All of the data should be output character for character, except the pictures.

* * *

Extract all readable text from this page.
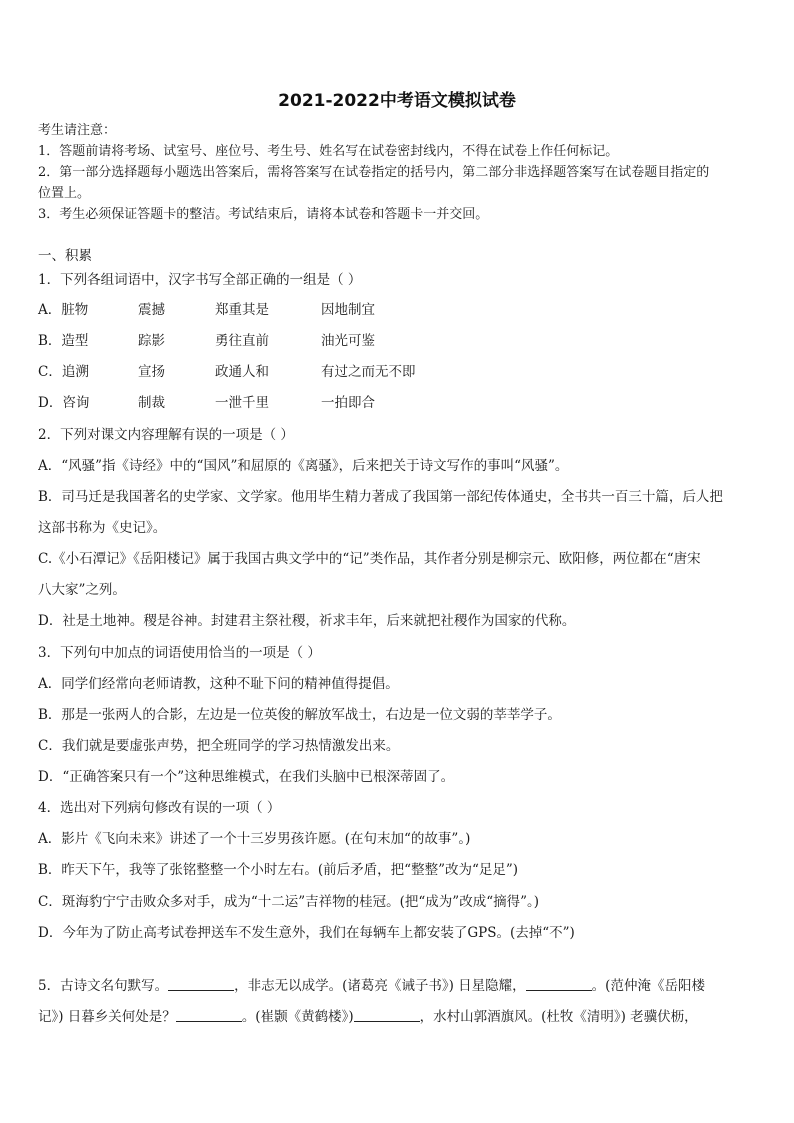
2021-2022中考语文模拟试卷
考生请注意：
1．答题前请将考场、试室号、座位号、考生号、姓名写在试卷密封线内，不得在试卷上作任何标记。
2．第一部分选择题每小题选出答案后，需将答案写在试卷指定的括号内，第二部分非选择题答案写在试卷题目指定的
位置上。
3．考生必须保证答题卡的整洁。考试结束后，请将本试卷和答题卡一并交回。
一、积累
1．下列各组词语中，汉字书写全部正确的一组是（ ）
A．脏物	震撼	郑重其是	因地制宜
B．造型	踪影	勇往直前	油光可鉴
C．追溯	宣扬	政通人和	有过之而无不即
D．咨询	制裁	一泄千里	一拍即合
2．下列对课文内容理解有误的一项是（ ）
A．“风骚”指《诗经》中的“国风”和屈原的《离骚》，后来把关于诗文写作的事叫“风骚”。
B．司马迁是我国著名的史学家、文学家。他用毕生精力著成了我国第一部纪传体通史，全书共一百三十篇，后人把
这部书称为《史记》。
C.《小石潭记》《岳阳楼记》属于我国古典文学中的“记”类作品，其作者分别是柳宗元、欧阳修，两位都在“唐宋
八大家”之列。
D．社是土地神。稷是谷神。封建君主祭社稷，祈求丰年，后来就把社稷作为国家的代称。
3．下列句中加点的词语使用恰当的一项是（ ）
A．同学们经常向老师请教，这种不耻下问的精神值得提倡。
B．那是一张两人的合影，左边是一位英俊的解放军战士，右边是一位文弱的莘莘学子。
C．我们就是要虚张声势，把全班同学的学习热情激发出来。
D．“正确答案只有一个”这种思维模式，在我们头脑中已根深蒂固了。
4．选出对下列病句修改有误的一项（ ）
A．影片《飞向未来》讲述了一个十三岁男孩许愿。(在句末加“的故事”。)
B．昨天下午，我等了张铭整整一个小时左右。(前后矛盾，把“整整”改为“足足”)
C．斑海豹宁宁击败众多对手，成为“十二运”吉祥物的桂冠。(把“成为”改成“摘得”。)
D．今年为了防止高考试卷押送车不发生意外，我们在每辆车上都安装了GPS。(去掉“不”)
5．古诗文名句默写。	，非志无以成学。(诸葛亮《诫子书》) 日星隐耀，	。(范仲淹《岳阳楼
记》) 日暮乡关何处是？	。(崔颢《黄鹤楼》)	，水村山郭酒旗风。(杜牧《清明》) 老骥伏枥，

* * *

Exercise output:
Extract all readable text from this page.
2021-2022中考语文模拟试卷
考生请注意：
1．答题前请将考场、试室号、座位号、考生号、姓名写在试卷密封线内，不得在试卷上作任何标记。
2．第一部分选择题每小题选出答案后，需将答案写在试卷指定的括号内，第二部分非选择题答案写在试卷题目指定的
位置上。
3．考生必须保证答题卡的整洁。考试结束后，请将本试卷和答题卡一并交回。
一、积累
1．下列各组词语中，汉字书写全部正确的一组是（ ）
A．脏物	震撼	郑重其是	因地制宜
B．造型	踪影	勇往直前	油光可鉴
C．追溯	宣扬	政通人和	有过之而无不即
D．咨询	制裁	一泄千里	一拍即合
2．下列对课文内容理解有误的一项是（ ）
A．“风骚”指《诗经》中的“国风”和屈原的《离骚》，后来把关于诗文写作的事叫“风骚”。
B．司马迁是我国著名的史学家、文学家。他用毕生精力著成了我国第一部纪传体通史，全书共一百三十篇，后人把
这部书称为《史记》。
C.《小石潭记》《岳阳楼记》属于我国古典文学中的“记”类作品，其作者分别是柳宗元、欧阳修，两位都在“唐宋
八大家”之列。
D．社是土地神。稷是谷神。封建君主祭社稷，祈求丰年，后来就把社稷作为国家的代称。
3．下列句中加点的词语使用恰当的一项是（ ）
A．同学们经常向老师请教，这种不耻下问的精神值得提倡。
B．那是一张两人的合影，左边是一位英俊的解放军战士，右边是一位文弱的莘莘学子。
C．我们就是要虚张声势，把全班同学的学习热情激发出来。
D．“正确答案只有一个”这种思维模式，在我们头脑中已根深蒂固了。
4．选出对下列病句修改有误的一项（ ）
A．影片《飞向未来》讲述了一个十三岁男孩许愿。(在句末加“的故事”。)
B．昨天下午，我等了张铭整整一个小时左右。(前后矛盾，把“整整”改为“足足”)
C．斑海豹宁宁击败众多对手，成为“十二运”吉祥物的桂冠。(把“成为”改成“摘得”。)
D．今年为了防止高考试卷押送车不发生意外，我们在每辆车上都安装了GPS。(去掉“不”)
5．古诗文名句默写。	，非志无以成学。(诸葛亮《诫子书》) 日星隐耀，	。(范仲淹《岳阳楼
记》) 日暮乡关何处是？	。(崔颢《黄鹤楼》)	，水村山郭酒旗风。(杜牧《清明》) 老骥伏枥，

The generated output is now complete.